_The request:_ In the material below, find every line with "OpenStreetMap" and pull it out.

_Extracted material:_
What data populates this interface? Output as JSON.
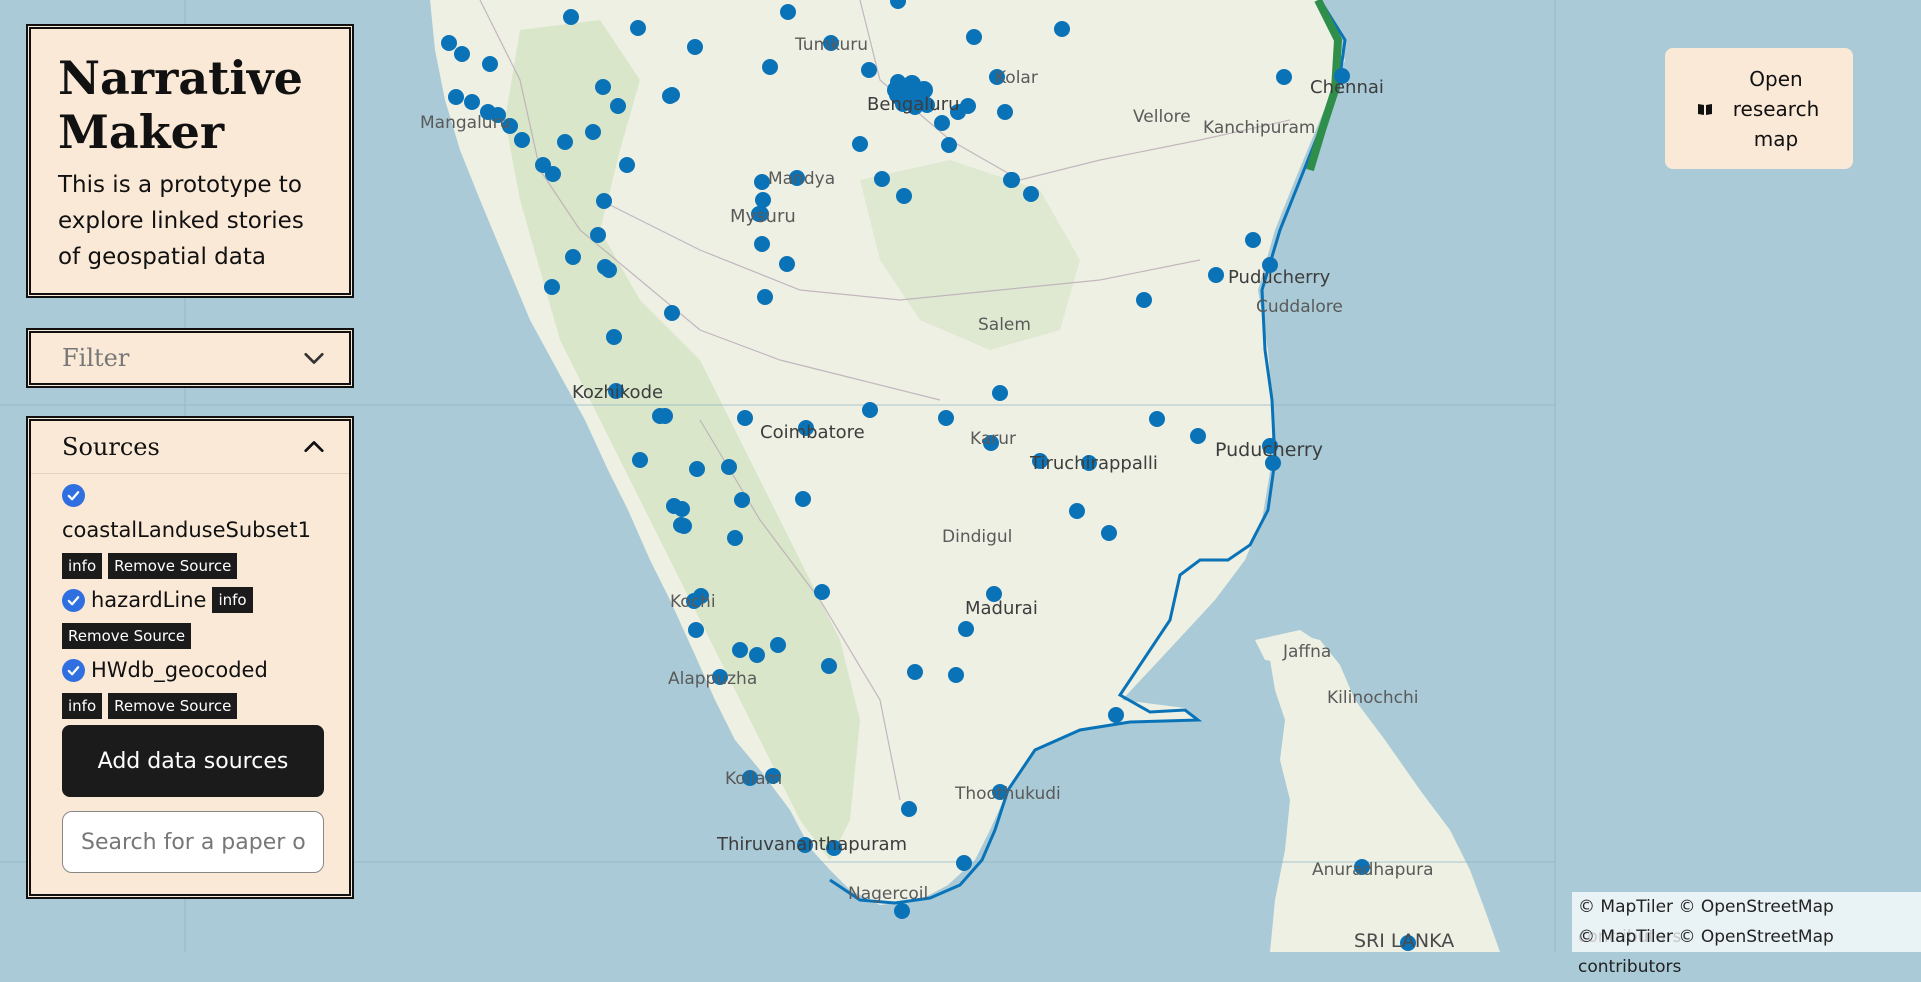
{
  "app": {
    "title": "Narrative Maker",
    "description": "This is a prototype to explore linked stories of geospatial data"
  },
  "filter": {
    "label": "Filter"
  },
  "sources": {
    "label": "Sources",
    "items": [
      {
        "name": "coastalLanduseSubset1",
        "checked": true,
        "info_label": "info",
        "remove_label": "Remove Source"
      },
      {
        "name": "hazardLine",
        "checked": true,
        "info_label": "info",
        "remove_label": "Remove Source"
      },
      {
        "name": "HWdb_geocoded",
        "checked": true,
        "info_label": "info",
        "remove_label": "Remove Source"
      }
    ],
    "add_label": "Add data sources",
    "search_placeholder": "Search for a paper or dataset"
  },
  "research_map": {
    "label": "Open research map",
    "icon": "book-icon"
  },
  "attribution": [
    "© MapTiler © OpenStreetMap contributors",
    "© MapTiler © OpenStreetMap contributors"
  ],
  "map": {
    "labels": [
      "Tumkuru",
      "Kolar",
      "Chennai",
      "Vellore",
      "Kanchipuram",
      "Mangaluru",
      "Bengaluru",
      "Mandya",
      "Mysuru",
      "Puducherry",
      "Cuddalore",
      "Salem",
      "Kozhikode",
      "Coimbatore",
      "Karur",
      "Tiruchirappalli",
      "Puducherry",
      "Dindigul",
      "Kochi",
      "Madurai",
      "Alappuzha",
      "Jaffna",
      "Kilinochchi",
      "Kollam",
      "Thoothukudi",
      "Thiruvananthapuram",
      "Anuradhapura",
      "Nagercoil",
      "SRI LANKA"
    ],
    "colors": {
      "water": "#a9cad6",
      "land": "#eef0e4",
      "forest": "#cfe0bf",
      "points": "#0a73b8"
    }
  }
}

* * *

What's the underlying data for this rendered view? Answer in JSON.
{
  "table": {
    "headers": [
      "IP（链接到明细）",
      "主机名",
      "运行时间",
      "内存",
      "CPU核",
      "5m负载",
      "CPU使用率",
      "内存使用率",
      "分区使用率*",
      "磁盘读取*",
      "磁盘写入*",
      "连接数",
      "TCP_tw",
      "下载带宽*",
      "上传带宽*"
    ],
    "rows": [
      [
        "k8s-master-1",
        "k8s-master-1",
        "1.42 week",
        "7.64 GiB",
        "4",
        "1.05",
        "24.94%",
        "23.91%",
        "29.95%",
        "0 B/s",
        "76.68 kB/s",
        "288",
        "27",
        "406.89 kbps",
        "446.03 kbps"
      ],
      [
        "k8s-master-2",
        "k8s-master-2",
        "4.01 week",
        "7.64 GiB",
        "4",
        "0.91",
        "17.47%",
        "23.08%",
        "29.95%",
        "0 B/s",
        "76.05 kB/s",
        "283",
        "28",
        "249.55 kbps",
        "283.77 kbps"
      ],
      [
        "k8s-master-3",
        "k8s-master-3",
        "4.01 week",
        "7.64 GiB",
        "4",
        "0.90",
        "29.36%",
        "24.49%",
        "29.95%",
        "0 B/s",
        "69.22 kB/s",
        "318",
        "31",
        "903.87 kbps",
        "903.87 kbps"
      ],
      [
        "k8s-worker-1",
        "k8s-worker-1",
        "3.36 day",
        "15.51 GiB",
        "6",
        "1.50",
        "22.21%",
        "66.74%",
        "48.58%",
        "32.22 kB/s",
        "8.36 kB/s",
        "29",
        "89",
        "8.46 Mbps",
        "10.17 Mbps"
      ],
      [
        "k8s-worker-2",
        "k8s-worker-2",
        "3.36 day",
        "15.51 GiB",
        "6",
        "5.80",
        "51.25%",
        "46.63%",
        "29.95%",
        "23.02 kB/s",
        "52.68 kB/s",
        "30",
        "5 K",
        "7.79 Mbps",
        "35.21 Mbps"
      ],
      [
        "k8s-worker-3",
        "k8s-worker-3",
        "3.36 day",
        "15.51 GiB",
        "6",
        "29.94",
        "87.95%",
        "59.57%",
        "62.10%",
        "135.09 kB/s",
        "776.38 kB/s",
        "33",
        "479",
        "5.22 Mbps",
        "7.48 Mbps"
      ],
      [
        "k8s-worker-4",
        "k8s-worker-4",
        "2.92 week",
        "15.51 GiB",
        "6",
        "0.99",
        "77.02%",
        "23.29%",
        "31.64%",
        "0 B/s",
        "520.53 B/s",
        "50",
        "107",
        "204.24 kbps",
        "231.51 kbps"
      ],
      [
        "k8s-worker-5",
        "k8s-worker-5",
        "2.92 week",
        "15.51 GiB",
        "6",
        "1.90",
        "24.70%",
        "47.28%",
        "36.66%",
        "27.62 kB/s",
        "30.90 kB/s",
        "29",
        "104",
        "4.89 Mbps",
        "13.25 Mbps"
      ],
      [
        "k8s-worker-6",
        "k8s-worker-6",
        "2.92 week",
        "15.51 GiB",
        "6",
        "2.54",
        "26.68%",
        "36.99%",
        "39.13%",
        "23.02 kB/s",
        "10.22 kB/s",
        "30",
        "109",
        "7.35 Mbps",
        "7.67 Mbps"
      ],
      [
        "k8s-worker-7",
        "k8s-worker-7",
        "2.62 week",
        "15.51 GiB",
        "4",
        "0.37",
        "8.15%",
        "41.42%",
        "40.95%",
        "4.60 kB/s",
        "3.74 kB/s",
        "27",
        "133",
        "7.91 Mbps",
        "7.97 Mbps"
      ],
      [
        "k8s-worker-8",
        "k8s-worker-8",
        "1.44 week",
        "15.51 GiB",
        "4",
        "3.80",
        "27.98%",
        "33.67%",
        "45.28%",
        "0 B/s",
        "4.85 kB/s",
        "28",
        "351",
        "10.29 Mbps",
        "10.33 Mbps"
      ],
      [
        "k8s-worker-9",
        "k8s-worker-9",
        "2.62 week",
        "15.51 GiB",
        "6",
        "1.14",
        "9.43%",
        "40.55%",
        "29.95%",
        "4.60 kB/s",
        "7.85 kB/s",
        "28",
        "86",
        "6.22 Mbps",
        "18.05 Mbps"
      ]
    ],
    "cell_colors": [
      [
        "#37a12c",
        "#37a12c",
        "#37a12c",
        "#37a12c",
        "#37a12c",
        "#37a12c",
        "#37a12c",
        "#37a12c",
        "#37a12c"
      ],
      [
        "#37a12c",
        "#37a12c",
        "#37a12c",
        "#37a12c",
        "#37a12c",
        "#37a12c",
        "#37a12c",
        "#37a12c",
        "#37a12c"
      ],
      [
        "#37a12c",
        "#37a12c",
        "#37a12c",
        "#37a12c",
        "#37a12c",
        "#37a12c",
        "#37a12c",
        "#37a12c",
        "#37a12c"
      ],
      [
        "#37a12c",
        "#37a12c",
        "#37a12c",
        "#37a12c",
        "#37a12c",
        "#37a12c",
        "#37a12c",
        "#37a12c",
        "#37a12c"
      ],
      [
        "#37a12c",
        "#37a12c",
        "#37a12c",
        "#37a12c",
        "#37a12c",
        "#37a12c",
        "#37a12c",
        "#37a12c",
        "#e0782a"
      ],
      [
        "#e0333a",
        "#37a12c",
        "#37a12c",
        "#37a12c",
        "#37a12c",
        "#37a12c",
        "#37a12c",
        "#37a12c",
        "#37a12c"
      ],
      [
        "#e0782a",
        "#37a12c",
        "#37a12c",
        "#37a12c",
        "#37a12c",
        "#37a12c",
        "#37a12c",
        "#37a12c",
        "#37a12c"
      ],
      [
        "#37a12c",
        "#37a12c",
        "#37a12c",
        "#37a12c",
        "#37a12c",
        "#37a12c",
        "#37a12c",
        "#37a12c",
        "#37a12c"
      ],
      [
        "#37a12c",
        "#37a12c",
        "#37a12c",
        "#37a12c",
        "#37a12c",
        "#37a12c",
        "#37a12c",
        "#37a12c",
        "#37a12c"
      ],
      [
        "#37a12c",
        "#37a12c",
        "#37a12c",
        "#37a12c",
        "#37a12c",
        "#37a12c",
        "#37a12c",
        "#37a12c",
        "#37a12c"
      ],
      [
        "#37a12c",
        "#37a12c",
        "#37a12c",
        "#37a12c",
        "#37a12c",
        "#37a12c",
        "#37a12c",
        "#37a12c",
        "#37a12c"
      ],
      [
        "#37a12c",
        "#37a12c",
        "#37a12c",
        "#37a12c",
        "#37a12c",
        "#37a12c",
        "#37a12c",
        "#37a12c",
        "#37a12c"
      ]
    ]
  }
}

* * *

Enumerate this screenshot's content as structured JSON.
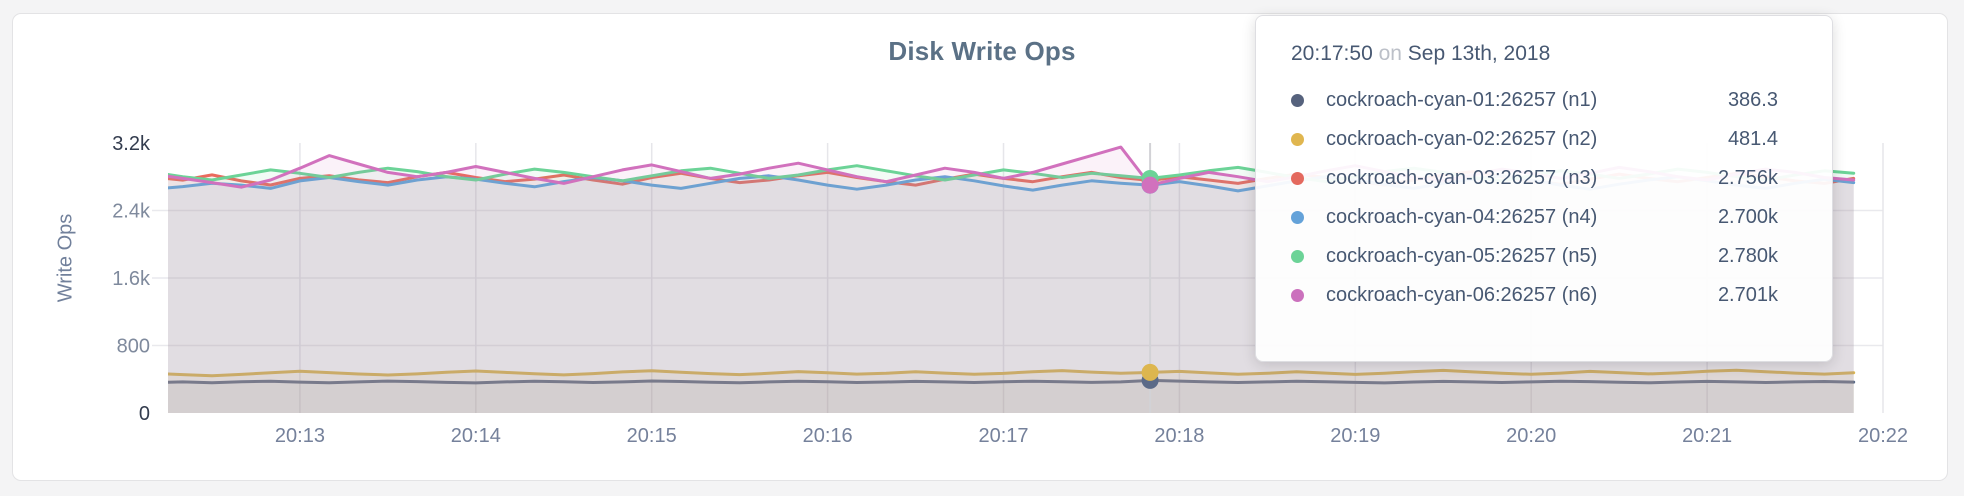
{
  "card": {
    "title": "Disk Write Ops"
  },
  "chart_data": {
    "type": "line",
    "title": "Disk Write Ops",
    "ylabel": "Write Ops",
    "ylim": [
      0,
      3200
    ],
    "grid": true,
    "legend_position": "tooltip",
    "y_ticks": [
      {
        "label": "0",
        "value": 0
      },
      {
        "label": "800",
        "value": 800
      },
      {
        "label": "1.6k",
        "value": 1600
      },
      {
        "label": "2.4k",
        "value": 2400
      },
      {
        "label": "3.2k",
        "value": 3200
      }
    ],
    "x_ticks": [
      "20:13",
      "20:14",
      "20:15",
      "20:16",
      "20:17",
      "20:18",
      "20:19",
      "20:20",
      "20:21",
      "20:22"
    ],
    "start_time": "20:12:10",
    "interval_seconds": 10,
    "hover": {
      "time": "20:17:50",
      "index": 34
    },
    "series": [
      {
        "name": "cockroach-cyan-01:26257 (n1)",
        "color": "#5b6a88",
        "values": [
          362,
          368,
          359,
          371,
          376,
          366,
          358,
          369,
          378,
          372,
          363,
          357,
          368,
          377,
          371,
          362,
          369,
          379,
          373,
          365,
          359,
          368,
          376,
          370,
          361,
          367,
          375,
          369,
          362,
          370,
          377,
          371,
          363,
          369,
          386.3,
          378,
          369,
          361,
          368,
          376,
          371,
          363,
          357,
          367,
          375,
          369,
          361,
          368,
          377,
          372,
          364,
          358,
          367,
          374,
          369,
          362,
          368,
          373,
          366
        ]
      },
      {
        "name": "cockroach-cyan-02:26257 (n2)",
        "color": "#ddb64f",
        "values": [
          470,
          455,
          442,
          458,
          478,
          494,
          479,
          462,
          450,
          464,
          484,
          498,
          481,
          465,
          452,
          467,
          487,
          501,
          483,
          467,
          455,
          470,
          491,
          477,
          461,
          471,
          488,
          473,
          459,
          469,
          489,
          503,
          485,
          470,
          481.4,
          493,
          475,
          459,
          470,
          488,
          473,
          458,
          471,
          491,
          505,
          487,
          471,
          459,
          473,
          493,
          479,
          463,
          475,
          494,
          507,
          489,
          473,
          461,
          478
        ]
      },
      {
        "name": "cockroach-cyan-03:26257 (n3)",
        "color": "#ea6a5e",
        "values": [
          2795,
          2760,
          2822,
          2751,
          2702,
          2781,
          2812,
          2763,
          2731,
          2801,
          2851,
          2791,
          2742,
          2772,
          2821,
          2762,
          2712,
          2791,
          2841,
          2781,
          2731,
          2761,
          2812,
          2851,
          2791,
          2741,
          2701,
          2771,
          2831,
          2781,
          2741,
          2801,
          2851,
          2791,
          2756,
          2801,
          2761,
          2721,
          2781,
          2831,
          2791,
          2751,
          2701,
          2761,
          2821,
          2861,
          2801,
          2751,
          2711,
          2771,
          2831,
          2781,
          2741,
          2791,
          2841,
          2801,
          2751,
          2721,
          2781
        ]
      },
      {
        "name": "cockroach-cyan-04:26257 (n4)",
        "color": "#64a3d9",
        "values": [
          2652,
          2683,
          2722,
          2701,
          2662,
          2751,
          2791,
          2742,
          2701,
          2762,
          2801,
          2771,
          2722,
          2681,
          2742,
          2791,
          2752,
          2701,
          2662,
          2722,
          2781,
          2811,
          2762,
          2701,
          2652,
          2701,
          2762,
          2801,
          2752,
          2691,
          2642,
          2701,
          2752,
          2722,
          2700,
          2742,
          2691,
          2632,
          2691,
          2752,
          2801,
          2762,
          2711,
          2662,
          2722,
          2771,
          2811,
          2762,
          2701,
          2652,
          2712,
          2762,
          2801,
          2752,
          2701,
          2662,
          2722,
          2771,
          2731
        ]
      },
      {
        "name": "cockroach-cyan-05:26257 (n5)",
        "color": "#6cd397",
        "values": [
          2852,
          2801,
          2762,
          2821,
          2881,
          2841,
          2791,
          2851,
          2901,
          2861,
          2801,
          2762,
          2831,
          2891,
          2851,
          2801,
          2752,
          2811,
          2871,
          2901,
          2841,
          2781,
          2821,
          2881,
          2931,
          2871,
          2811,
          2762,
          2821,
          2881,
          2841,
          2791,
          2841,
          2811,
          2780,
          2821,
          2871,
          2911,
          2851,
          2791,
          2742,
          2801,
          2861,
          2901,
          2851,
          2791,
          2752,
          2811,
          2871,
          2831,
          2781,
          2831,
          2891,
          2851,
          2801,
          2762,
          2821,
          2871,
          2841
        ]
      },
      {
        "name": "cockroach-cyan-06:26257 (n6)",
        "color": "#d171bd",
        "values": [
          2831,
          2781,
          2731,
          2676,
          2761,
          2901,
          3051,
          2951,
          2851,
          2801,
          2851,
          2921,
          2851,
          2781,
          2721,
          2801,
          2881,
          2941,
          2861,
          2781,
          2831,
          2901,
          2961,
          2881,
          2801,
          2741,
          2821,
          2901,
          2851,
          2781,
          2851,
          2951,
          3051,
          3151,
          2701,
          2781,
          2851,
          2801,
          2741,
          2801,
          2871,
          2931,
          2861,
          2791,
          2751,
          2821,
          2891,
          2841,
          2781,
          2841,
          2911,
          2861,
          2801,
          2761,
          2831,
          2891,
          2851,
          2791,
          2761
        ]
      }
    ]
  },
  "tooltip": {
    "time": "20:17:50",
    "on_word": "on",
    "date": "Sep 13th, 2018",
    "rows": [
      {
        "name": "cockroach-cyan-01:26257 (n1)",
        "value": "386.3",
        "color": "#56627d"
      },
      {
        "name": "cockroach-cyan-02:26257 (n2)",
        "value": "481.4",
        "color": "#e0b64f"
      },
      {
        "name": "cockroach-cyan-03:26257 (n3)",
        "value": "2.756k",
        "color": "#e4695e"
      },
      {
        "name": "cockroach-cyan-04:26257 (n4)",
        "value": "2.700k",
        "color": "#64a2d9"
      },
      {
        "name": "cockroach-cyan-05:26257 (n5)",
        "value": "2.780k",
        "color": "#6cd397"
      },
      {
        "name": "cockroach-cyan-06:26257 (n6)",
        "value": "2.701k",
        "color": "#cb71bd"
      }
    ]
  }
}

_Task output:_
    "© MapTiler © OpenStreetMap contributors",
    "© MapTiler © OpenStreetMap contributors"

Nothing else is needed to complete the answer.